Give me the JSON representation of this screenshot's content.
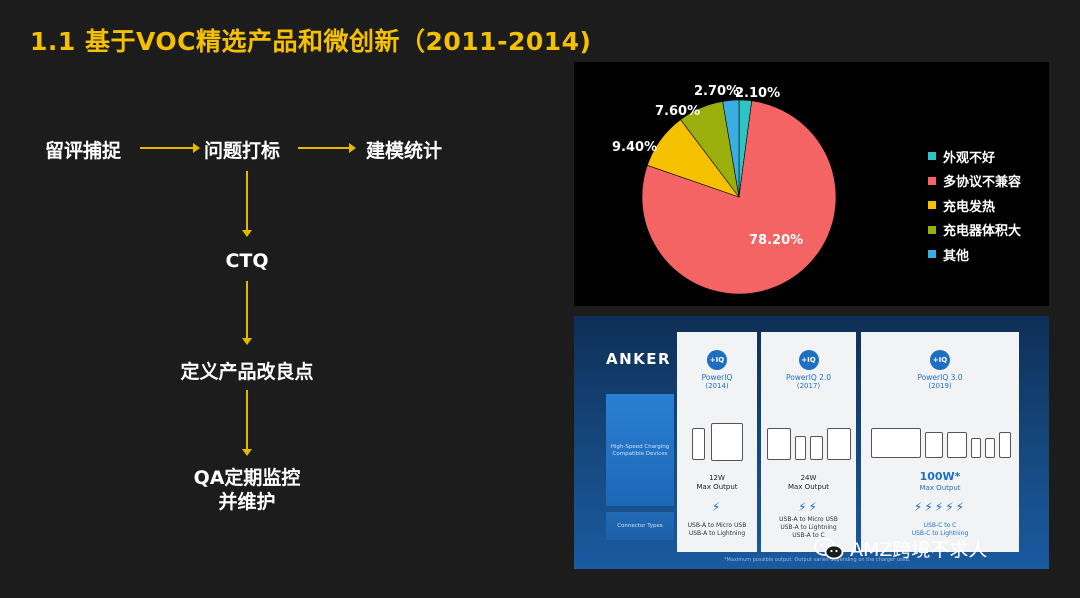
{
  "slide_title": "1.1 基于VOC精选产品和微创新（2011-2014)",
  "flow": {
    "step1": "留评捕捉",
    "step2": "问题打标",
    "step3": "建模统计",
    "step4": "CTQ",
    "step5": "定义产品改良点",
    "step6_line1": "QA定期监控",
    "step6_line2": "并维护"
  },
  "chart_data": {
    "type": "pie",
    "title": "",
    "legend_position": "right",
    "slices": [
      {
        "label": "外观不好",
        "value": 2.1,
        "value_label": "2.10%",
        "color": "#2ec4c4"
      },
      {
        "label": "多协议不兼容",
        "value": 78.2,
        "value_label": "78.20%",
        "color": "#f46464"
      },
      {
        "label": "充电发热",
        "value": 9.4,
        "value_label": "9.40%",
        "color": "#f5c000"
      },
      {
        "label": "充电器体积大",
        "value": 7.6,
        "value_label": "7.60%",
        "color": "#9aaf0c"
      },
      {
        "label": "其他",
        "value": 2.7,
        "value_label": "2.70%",
        "color": "#3aaee0"
      }
    ]
  },
  "anker": {
    "logo": "ANKER",
    "row1_label": "High-Speed Charging Compatible Devices",
    "row2_label": "Connector Types",
    "columns": [
      {
        "badge": "+IQ",
        "name": "PowerIQ",
        "year": "(2014)",
        "watt": "12W",
        "watt_sub": "Max Output",
        "bolts": "⚡",
        "conn1": "USB-A to Micro USB",
        "conn2": "USB-A to Lightning",
        "conn3": ""
      },
      {
        "badge": "+IQ",
        "name": "PowerIQ 2.0",
        "year": "(2017)",
        "watt": "24W",
        "watt_sub": "Max Output",
        "bolts": "⚡⚡",
        "conn1": "USB-A to Micro USB",
        "conn2": "USB-A to Lightning",
        "conn3": "USB-A to C"
      },
      {
        "badge": "+IQ",
        "name": "PowerIQ 3.0",
        "year": "(2019)",
        "watt": "100W*",
        "watt_sub": "Max Output",
        "bolts": "⚡⚡⚡⚡⚡",
        "conn1": "USB-C to C",
        "conn2": "USB-C to Lightning",
        "conn3": ""
      }
    ],
    "footnote": "*Maximum possible output. Output varies depending on the charger used."
  },
  "watermark": "AMZ跨境不求人"
}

Problem requirements
Reproduce all the records verbatim, excluding images.

Result of this task
Give me the JSON representation of this screenshot's content.
{
  "slide_title": "1.1 基于VOC精选产品和微创新（2011-2014)",
  "flow": {
    "step1": "留评捕捉",
    "step2": "问题打标",
    "step3": "建模统计",
    "step4": "CTQ",
    "step5": "定义产品改良点",
    "step6_line1": "QA定期监控",
    "step6_line2": "并维护"
  },
  "chart_data": {
    "type": "pie",
    "title": "",
    "legend_position": "right",
    "slices": [
      {
        "label": "外观不好",
        "value": 2.1,
        "value_label": "2.10%",
        "color": "#2ec4c4"
      },
      {
        "label": "多协议不兼容",
        "value": 78.2,
        "value_label": "78.20%",
        "color": "#f46464"
      },
      {
        "label": "充电发热",
        "value": 9.4,
        "value_label": "9.40%",
        "color": "#f5c000"
      },
      {
        "label": "充电器体积大",
        "value": 7.6,
        "value_label": "7.60%",
        "color": "#9aaf0c"
      },
      {
        "label": "其他",
        "value": 2.7,
        "value_label": "2.70%",
        "color": "#3aaee0"
      }
    ]
  },
  "anker": {
    "logo": "ANKER",
    "row1_label": "High-Speed Charging Compatible Devices",
    "row2_label": "Connector Types",
    "columns": [
      {
        "badge": "+IQ",
        "name": "PowerIQ",
        "year": "(2014)",
        "watt": "12W",
        "watt_sub": "Max Output",
        "bolts": "⚡",
        "conn1": "USB-A to Micro USB",
        "conn2": "USB-A to Lightning",
        "conn3": ""
      },
      {
        "badge": "+IQ",
        "name": "PowerIQ 2.0",
        "year": "(2017)",
        "watt": "24W",
        "watt_sub": "Max Output",
        "bolts": "⚡⚡",
        "conn1": "USB-A to Micro USB",
        "conn2": "USB-A to Lightning",
        "conn3": "USB-A to C"
      },
      {
        "badge": "+IQ",
        "name": "PowerIQ 3.0",
        "year": "(2019)",
        "watt": "100W*",
        "watt_sub": "Max Output",
        "bolts": "⚡⚡⚡⚡⚡",
        "conn1": "USB-C to C",
        "conn2": "USB-C to Lightning",
        "conn3": ""
      }
    ],
    "footnote": "*Maximum possible output. Output varies depending on the charger used."
  },
  "watermark": "AMZ跨境不求人"
}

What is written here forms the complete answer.